Exercise description.
Repeat all the material exactly; pictures stay out of your copy.

Input material.

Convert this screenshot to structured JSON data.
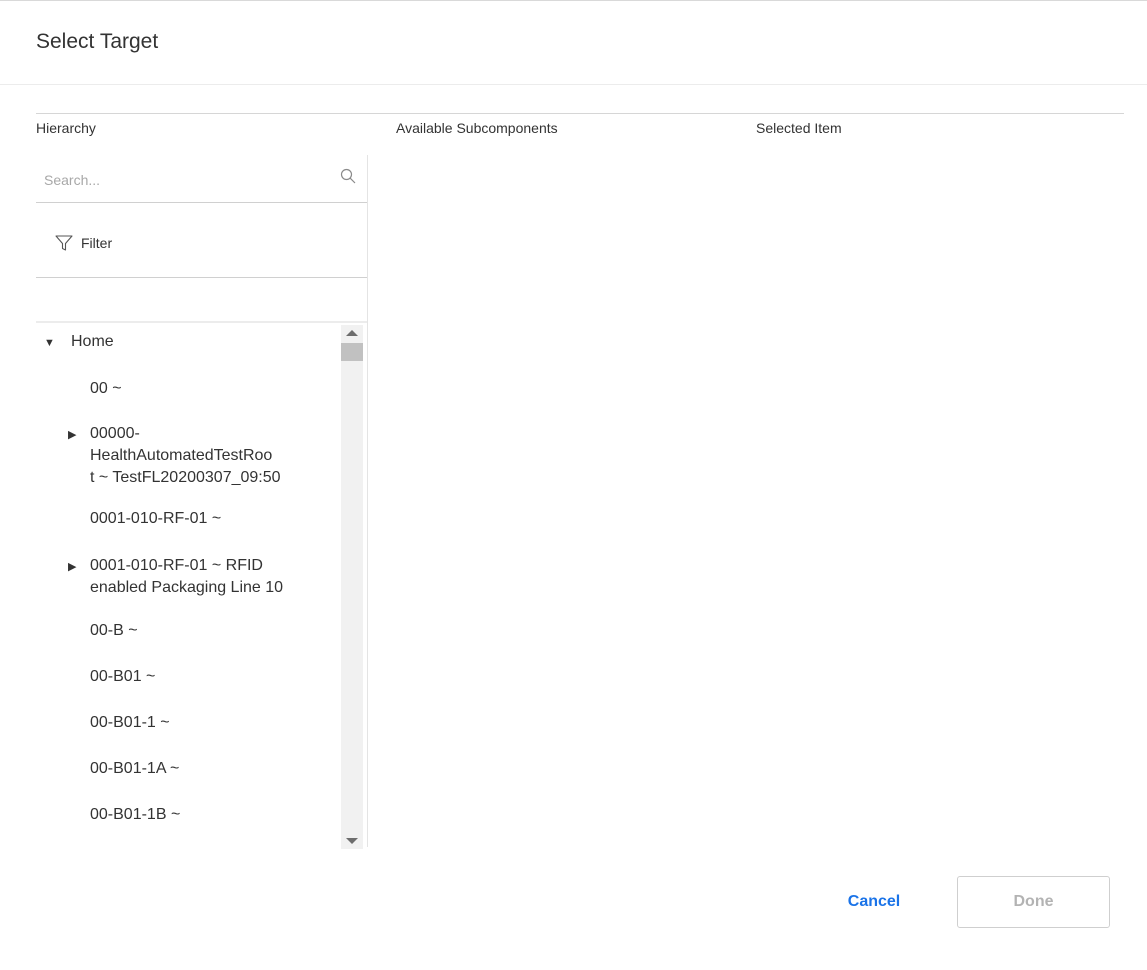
{
  "dialog": {
    "title": "Select Target"
  },
  "columns": {
    "hierarchy": "Hierarchy",
    "available": "Available Subcomponents",
    "selected": "Selected Item"
  },
  "search": {
    "placeholder": "Search..."
  },
  "filter": {
    "label": "Filter"
  },
  "tree": {
    "items": [
      {
        "text": "Home",
        "level": 0,
        "caret": "expanded"
      },
      {
        "text": "00 ~",
        "level": 1,
        "caret": "none"
      },
      {
        "text": "00000-\nHealthAutomatedTestRoo\nt ~ TestFL20200307_09:50",
        "level": 1,
        "caret": "collapsed"
      },
      {
        "text": "0001-010-RF-01 ~",
        "level": 1,
        "caret": "none"
      },
      {
        "text": "0001-010-RF-01 ~ RFID\nenabled Packaging Line 10",
        "level": 1,
        "caret": "collapsed"
      },
      {
        "text": "00-B ~",
        "level": 1,
        "caret": "none"
      },
      {
        "text": "00-B01 ~",
        "level": 1,
        "caret": "none"
      },
      {
        "text": "00-B01-1 ~",
        "level": 1,
        "caret": "none"
      },
      {
        "text": "00-B01-1A ~",
        "level": 1,
        "caret": "none"
      },
      {
        "text": "00-B01-1B ~",
        "level": 1,
        "caret": "none"
      }
    ]
  },
  "actions": {
    "cancel": "Cancel",
    "done": "Done"
  }
}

Solution for this exercise.
Convert this screenshot to structured JSON data.
{
  "dialog": {
    "title": "Select Target"
  },
  "columns": {
    "hierarchy": "Hierarchy",
    "available": "Available Subcomponents",
    "selected": "Selected Item"
  },
  "search": {
    "placeholder": "Search..."
  },
  "filter": {
    "label": "Filter"
  },
  "tree": {
    "items": [
      {
        "text": "Home",
        "level": 0,
        "caret": "expanded"
      },
      {
        "text": "00 ~",
        "level": 1,
        "caret": "none"
      },
      {
        "text": "00000-\nHealthAutomatedTestRoo\nt ~ TestFL20200307_09:50",
        "level": 1,
        "caret": "collapsed"
      },
      {
        "text": "0001-010-RF-01 ~",
        "level": 1,
        "caret": "none"
      },
      {
        "text": "0001-010-RF-01 ~ RFID\nenabled Packaging Line 10",
        "level": 1,
        "caret": "collapsed"
      },
      {
        "text": "00-B ~",
        "level": 1,
        "caret": "none"
      },
      {
        "text": "00-B01 ~",
        "level": 1,
        "caret": "none"
      },
      {
        "text": "00-B01-1 ~",
        "level": 1,
        "caret": "none"
      },
      {
        "text": "00-B01-1A ~",
        "level": 1,
        "caret": "none"
      },
      {
        "text": "00-B01-1B ~",
        "level": 1,
        "caret": "none"
      }
    ]
  },
  "actions": {
    "cancel": "Cancel",
    "done": "Done"
  }
}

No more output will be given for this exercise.